## TASK INSTRUCTIONS
Repeat every record below exactly as written.

START EXERCISE INPUTS

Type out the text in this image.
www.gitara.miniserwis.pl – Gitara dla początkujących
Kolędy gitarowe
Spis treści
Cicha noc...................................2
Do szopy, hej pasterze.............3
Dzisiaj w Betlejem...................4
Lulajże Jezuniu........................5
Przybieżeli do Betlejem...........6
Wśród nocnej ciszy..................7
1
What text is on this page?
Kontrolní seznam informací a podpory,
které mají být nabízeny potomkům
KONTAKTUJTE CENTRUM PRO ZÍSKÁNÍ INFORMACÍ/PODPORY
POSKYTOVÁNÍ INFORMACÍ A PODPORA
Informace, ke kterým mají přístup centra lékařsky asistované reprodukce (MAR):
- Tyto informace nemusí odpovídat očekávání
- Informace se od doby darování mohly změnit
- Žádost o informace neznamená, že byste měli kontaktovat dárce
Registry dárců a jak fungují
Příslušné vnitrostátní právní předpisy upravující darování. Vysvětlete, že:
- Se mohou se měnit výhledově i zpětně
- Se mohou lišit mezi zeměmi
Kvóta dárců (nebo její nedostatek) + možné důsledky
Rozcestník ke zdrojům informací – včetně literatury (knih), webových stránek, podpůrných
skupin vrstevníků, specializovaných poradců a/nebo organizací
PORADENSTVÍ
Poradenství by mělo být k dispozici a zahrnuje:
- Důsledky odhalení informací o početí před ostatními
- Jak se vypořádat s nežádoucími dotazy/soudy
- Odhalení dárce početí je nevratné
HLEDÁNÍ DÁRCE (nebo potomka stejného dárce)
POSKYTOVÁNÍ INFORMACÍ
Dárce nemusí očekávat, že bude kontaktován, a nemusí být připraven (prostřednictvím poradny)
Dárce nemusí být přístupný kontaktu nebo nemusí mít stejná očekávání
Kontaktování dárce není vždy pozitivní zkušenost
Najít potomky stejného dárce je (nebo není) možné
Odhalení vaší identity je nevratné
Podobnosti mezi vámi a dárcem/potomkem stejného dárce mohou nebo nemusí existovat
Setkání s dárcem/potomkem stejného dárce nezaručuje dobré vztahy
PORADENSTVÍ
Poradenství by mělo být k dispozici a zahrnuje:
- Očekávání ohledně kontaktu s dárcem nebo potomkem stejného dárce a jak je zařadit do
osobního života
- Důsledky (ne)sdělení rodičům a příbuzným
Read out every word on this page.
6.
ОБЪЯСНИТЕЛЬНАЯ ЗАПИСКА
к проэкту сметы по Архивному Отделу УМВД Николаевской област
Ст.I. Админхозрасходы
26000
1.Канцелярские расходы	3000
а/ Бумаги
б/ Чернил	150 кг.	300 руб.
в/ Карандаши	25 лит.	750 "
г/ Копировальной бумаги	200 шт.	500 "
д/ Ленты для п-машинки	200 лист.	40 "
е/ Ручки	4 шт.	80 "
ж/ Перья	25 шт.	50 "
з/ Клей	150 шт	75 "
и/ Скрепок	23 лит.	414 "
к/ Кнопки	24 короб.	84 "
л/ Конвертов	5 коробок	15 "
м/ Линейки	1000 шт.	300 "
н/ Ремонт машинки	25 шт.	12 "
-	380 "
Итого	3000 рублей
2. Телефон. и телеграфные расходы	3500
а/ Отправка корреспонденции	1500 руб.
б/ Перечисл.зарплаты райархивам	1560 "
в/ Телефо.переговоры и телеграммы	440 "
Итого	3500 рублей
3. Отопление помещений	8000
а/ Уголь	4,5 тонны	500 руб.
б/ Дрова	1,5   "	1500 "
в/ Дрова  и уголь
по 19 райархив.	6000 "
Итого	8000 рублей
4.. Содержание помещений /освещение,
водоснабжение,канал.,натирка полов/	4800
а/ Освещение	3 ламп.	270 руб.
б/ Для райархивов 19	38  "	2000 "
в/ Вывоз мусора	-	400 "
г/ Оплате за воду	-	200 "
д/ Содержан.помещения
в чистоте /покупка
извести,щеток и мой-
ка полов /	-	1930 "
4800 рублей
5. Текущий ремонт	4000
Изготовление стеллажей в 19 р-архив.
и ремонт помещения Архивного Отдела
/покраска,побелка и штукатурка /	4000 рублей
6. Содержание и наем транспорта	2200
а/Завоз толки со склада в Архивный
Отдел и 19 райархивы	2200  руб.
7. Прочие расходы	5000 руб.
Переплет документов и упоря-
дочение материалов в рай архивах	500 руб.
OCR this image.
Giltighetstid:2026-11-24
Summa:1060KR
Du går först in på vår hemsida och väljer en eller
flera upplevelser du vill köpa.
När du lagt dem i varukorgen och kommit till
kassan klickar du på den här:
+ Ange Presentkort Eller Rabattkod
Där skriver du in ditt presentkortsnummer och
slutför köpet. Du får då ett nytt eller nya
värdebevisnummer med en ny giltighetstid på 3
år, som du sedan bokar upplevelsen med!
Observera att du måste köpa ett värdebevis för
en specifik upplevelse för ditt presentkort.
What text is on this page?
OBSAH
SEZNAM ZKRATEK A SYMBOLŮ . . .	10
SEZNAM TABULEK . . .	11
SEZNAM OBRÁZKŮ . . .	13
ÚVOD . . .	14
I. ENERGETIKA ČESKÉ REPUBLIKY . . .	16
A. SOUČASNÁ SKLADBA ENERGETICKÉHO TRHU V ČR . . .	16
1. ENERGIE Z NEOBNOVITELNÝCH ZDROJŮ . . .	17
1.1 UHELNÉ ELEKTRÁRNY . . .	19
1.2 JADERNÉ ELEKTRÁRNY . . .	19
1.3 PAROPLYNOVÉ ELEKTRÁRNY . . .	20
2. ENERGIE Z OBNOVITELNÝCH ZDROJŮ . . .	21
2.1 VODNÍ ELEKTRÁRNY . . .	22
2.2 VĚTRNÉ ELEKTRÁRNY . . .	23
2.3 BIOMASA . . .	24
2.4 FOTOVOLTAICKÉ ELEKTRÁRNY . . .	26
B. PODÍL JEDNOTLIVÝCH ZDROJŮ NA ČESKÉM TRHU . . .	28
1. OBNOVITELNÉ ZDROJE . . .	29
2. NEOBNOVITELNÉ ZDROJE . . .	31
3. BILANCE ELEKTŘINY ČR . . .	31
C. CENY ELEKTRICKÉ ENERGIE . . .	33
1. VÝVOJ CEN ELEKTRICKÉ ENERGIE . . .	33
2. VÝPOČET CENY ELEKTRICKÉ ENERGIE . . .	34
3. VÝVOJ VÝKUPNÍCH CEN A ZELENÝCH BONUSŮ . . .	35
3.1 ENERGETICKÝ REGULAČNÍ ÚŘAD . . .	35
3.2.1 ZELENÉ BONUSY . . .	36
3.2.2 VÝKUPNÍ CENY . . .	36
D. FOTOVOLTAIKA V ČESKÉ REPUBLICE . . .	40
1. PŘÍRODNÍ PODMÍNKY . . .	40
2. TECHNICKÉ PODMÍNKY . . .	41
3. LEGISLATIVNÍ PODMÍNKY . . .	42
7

END EXERCISE INPUTS

## RIGHT ANSWER
Type out the text in this image.
www.gitara.miniserwis.pl – Gitara dla początkujących
Kolędy gitarowe
Spis treści
Cicha noc...................................2
Do szopy, hej pasterze.............3
Dzisiaj w Betlejem...................4
Lulajże Jezuniu........................5
Przybieżeli do Betlejem...........6
Wśród nocnej ciszy..................7
1
What text is on this page?
Kontrolní seznam informací a podpory,
které mají být nabízeny potomkům
KONTAKTUJTE CENTRUM PRO ZÍSKÁNÍ INFORMACÍ/PODPORY
POSKYTOVÁNÍ INFORMACÍ A PODPORA
Informace, ke kterým mají přístup centra lékařsky asistované reprodukce (MAR):
- Tyto informace nemusí odpovídat očekávání
- Informace se od doby darování mohly změnit
- Žádost o informace neznamená, že byste měli kontaktovat dárce
Registry dárců a jak fungují
Příslušné vnitrostátní právní předpisy upravující darování. Vysvětlete, že:
- Se mohou se měnit výhledově i zpětně
- Se mohou lišit mezi zeměmi
Kvóta dárců (nebo její nedostatek) + možné důsledky
Rozcestník ke zdrojům informací – včetně literatury (knih), webových stránek, podpůrných
skupin vrstevníků, specializovaných poradců a/nebo organizací
PORADENSTVÍ
Poradenství by mělo být k dispozici a zahrnuje:
- Důsledky odhalení informací o početí před ostatními
- Jak se vypořádat s nežádoucími dotazy/soudy
- Odhalení dárce početí je nevratné
HLEDÁNÍ DÁRCE (nebo potomka stejného dárce)
POSKYTOVÁNÍ INFORMACÍ
Dárce nemusí očekávat, že bude kontaktován, a nemusí být připraven (prostřednictvím poradny)
Dárce nemusí být přístupný kontaktu nebo nemusí mít stejná očekávání
Kontaktování dárce není vždy pozitivní zkušenost
Najít potomky stejného dárce je (nebo není) možné
Odhalení vaší identity je nevratné
Podobnosti mezi vámi a dárcem/potomkem stejného dárce mohou nebo nemusí existovat
Setkání s dárcem/potomkem stejného dárce nezaručuje dobré vztahy
PORADENSTVÍ
Poradenství by mělo být k dispozici a zahrnuje:
- Očekávání ohledně kontaktu s dárcem nebo potomkem stejného dárce a jak je zařadit do
osobního života
- Důsledky (ne)sdělení rodičům a příbuzným
Read out every word on this page.
6.
ОБЪЯСНИТЕЛЬНАЯ ЗАПИСКА
к проэкту сметы по Архивному Отделу УМВД Николаевской област
Ст.I. Админхозрасходы
26000
1.Канцелярские расходы	3000
а/ Бумаги
б/ Чернил	150 кг.	300 руб.
в/ Карандаши	25 лит.	750 "
г/ Копировальной бумаги	200 шт.	500 "
д/ Ленты для п-машинки	200 лист.	40 "
е/ Ручки	4 шт.	80 "
ж/ Перья	25 шт.	50 "
з/ Клей	150 шт	75 "
и/ Скрепок	23 лит.	414 "
к/ Кнопки	24 короб.	84 "
л/ Конвертов	5 коробок	15 "
м/ Линейки	1000 шт.	300 "
н/ Ремонт машинки	25 шт.	12 "
-	380 "
Итого	3000 рублей
2. Телефон. и телеграфные расходы	3500
а/ Отправка корреспонденции	1500 руб.
б/ Перечисл.зарплаты райархивам	1560 "
в/ Телефо.переговоры и телеграммы	440 "
Итого	3500 рублей
3. Отопление помещений	8000
а/ Уголь	4,5 тонны	500 руб.
б/ Дрова	1,5   "	1500 "
в/ Дрова  и уголь
по 19 райархив.	6000 "
Итого	8000 рублей
4.. Содержание помещений /освещение,
водоснабжение,канал.,натирка полов/	4800
а/ Освещение	3 ламп.	270 руб.
б/ Для райархивов 19	38  "	2000 "
в/ Вывоз мусора	-	400 "
г/ Оплате за воду	-	200 "
д/ Содержан.помещения
в чистоте /покупка
извести,щеток и мой-
ка полов /	-	1930 "
4800 рублей
5. Текущий ремонт	4000
Изготовление стеллажей в 19 р-архив.
и ремонт помещения Архивного Отдела
/покраска,побелка и штукатурка /	4000 рублей
6. Содержание и наем транспорта	2200
а/Завоз толки со склада в Архивный
Отдел и 19 райархивы	2200  руб.
7. Прочие расходы	5000 руб.
Переплет документов и упоря-
дочение материалов в рай архивах	500 руб.
OCR this image.
Giltighetstid:2026-11-24
Summa:1060KR
Du går först in på vår hemsida och väljer en eller
flera upplevelser du vill köpa.
När du lagt dem i varukorgen och kommit till
kassan klickar du på den här:
+ Ange Presentkort Eller Rabattkod
Där skriver du in ditt presentkortsnummer och
slutför köpet. Du får då ett nytt eller nya
värdebevisnummer med en ny giltighetstid på 3
år, som du sedan bokar upplevelsen med!
Observera att du måste köpa ett värdebevis för
en specifik upplevelse för ditt presentkort.
What text is on this page?
OBSAH
SEZNAM ZKRATEK A SYMBOLŮ . . .	10
SEZNAM TABULEK . . .	11
SEZNAM OBRÁZKŮ . . .	13
ÚVOD . . .	14
I. ENERGETIKA ČESKÉ REPUBLIKY . . .	16
A. SOUČASNÁ SKLADBA ENERGETICKÉHO TRHU V ČR . . .	16
1. ENERGIE Z NEOBNOVITELNÝCH ZDROJŮ . . .	17
1.1 UHELNÉ ELEKTRÁRNY . . .	19
1.2 JADERNÉ ELEKTRÁRNY . . .	19
1.3 PAROPLYNOVÉ ELEKTRÁRNY . . .	20
2. ENERGIE Z OBNOVITELNÝCH ZDROJŮ . . .	21
2.1 VODNÍ ELEKTRÁRNY . . .	22
2.2 VĚTRNÉ ELEKTRÁRNY . . .	23
2.3 BIOMASA . . .	24
2.4 FOTOVOLTAICKÉ ELEKTRÁRNY . . .	26
B. PODÍL JEDNOTLIVÝCH ZDROJŮ NA ČESKÉM TRHU . . .	28
1. OBNOVITELNÉ ZDROJE . . .	29
2. NEOBNOVITELNÉ ZDROJE . . .	31
3. BILANCE ELEKTŘINY ČR . . .	31
C. CENY ELEKTRICKÉ ENERGIE . . .	33
1. VÝVOJ CEN ELEKTRICKÉ ENERGIE . . .	33
2. VÝPOČET CENY ELEKTRICKÉ ENERGIE . . .	34
3. VÝVOJ VÝKUPNÍCH CEN A ZELENÝCH BONUSŮ . . .	35
3.1 ENERGETICKÝ REGULAČNÍ ÚŘAD . . .	35
3.2.1 ZELENÉ BONUSY . . .	36
3.2.2 VÝKUPNÍ CENY . . .	36
D. FOTOVOLTAIKA V ČESKÉ REPUBLICE . . .	40
1. PŘÍRODNÍ PODMÍNKY . . .	40
2. TECHNICKÉ PODMÍNKY . . .	41
3. LEGISLATIVNÍ PODMÍNKY . . .	42
7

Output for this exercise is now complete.